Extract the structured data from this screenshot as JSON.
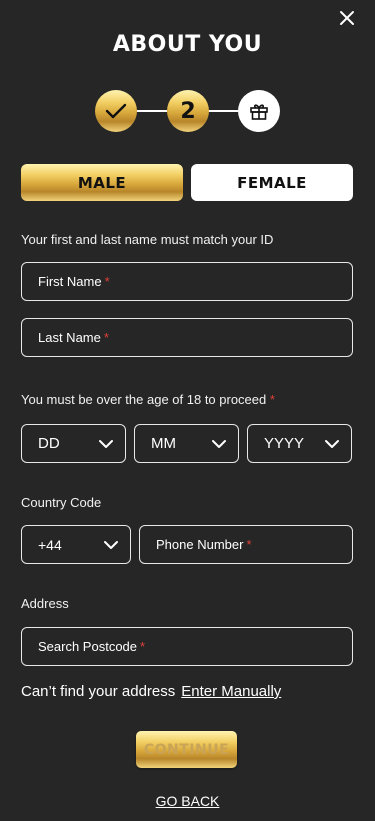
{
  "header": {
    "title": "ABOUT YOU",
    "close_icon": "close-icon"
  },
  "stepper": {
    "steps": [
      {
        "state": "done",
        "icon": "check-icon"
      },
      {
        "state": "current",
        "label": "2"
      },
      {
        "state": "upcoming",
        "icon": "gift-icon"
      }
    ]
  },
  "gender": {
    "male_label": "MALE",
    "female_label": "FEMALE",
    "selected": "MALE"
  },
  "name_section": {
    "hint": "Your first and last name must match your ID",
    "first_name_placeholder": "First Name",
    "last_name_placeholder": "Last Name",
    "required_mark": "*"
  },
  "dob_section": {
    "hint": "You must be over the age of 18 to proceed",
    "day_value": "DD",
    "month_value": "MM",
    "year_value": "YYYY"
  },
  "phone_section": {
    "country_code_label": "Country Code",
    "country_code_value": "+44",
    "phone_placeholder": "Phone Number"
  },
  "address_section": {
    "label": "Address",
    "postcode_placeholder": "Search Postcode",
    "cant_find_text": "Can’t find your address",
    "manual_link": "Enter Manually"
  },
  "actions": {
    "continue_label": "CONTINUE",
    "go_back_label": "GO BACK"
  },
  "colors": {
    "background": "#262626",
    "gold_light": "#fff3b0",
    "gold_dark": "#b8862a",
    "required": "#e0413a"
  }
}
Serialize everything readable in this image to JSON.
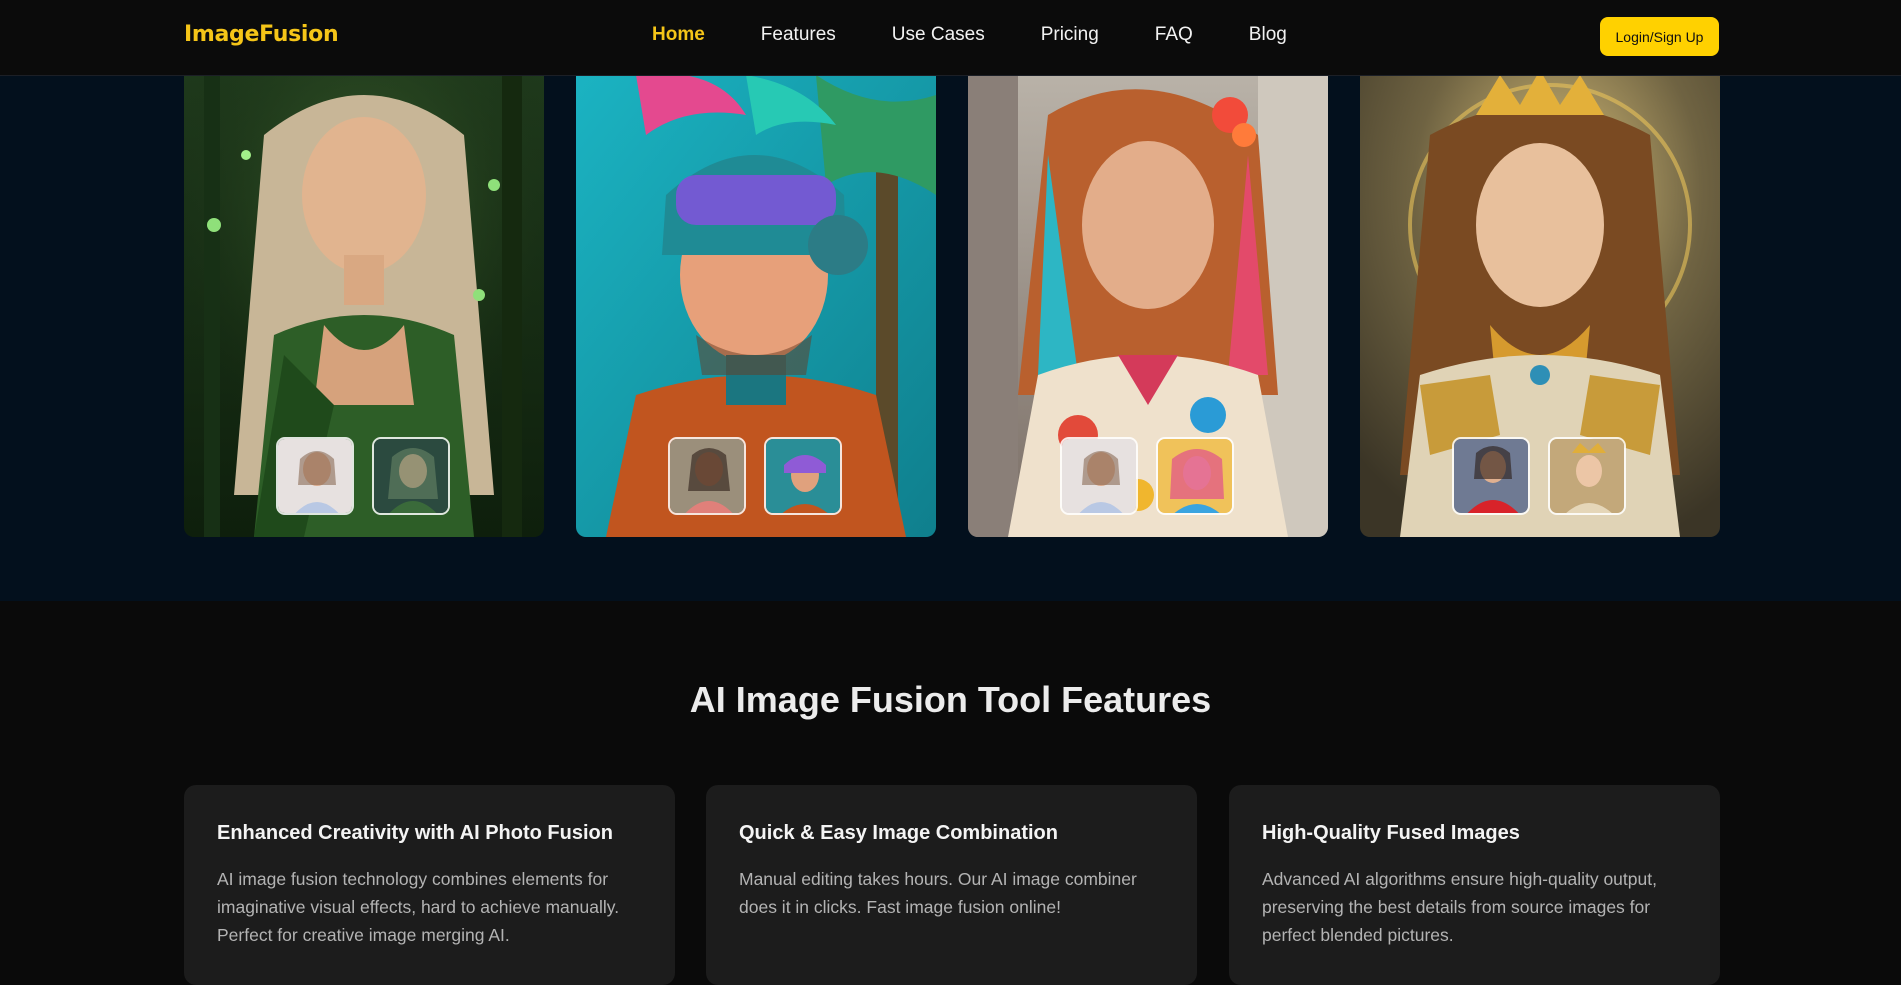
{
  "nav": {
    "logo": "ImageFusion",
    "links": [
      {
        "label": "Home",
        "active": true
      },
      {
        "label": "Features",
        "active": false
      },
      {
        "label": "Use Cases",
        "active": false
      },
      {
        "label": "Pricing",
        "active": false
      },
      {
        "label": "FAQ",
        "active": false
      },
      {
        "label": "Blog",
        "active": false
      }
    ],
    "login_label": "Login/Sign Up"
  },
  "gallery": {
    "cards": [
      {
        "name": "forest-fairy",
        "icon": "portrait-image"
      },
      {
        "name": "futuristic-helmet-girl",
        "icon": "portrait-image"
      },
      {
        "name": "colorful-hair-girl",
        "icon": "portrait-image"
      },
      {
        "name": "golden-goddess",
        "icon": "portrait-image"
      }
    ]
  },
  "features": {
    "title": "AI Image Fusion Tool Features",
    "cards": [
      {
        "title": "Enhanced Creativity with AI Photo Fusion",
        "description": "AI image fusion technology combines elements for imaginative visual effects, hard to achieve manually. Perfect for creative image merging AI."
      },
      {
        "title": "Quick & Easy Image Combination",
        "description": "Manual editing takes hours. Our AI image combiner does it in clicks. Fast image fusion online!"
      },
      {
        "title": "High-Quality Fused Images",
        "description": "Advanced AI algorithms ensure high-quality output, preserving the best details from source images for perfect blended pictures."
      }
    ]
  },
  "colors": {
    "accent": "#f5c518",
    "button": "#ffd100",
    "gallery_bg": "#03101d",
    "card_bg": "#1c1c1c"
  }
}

------

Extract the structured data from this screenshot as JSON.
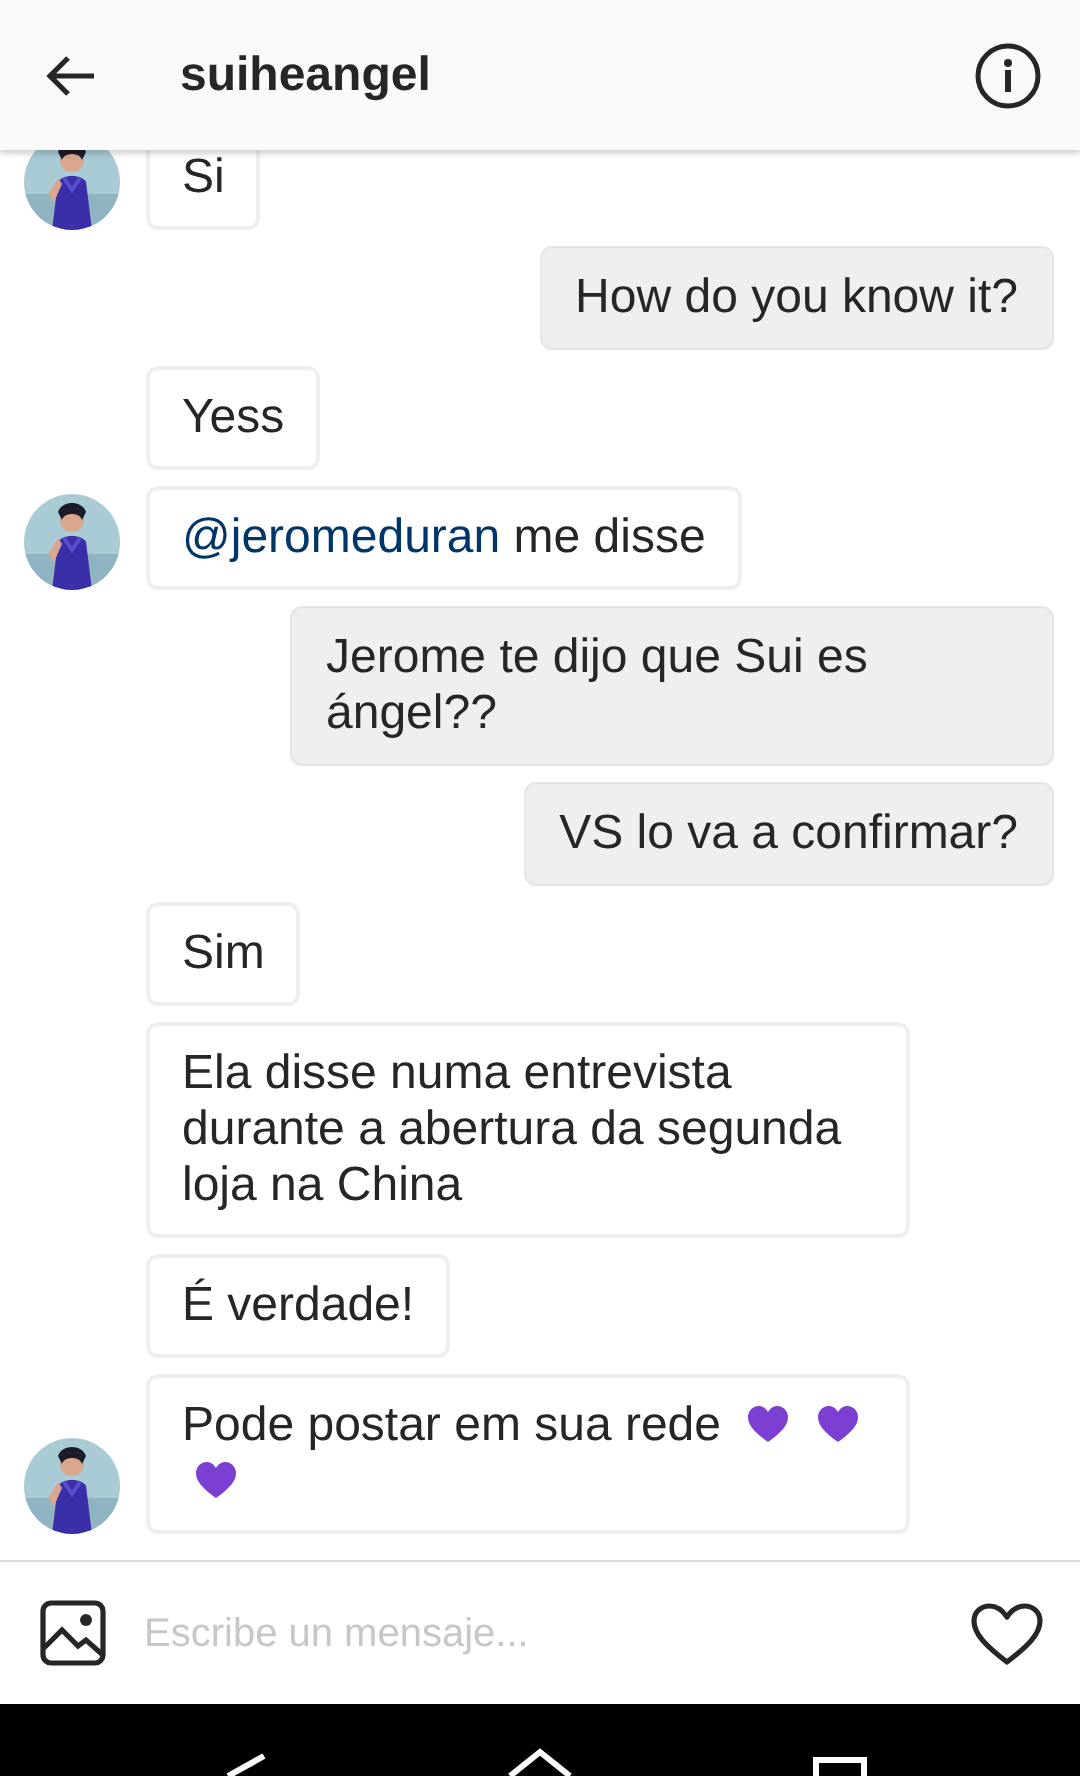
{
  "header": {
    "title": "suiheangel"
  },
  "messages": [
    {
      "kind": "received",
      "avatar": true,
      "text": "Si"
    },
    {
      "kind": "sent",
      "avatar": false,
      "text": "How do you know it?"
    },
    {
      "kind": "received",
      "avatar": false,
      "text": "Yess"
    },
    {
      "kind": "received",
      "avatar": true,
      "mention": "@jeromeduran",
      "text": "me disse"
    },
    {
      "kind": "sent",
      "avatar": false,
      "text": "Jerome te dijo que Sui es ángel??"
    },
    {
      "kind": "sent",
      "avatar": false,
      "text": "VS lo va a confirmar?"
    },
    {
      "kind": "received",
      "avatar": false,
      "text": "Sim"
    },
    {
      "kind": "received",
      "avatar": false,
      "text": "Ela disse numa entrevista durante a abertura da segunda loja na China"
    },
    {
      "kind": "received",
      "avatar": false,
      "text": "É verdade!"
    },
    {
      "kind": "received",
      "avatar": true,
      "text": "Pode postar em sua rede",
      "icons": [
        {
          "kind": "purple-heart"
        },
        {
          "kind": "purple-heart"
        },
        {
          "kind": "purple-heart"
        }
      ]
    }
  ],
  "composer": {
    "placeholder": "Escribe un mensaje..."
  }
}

------

▸ REQUIREMENTS:
Write only the number of lines in the records that include the word "title".

▸ SOLUTION:
6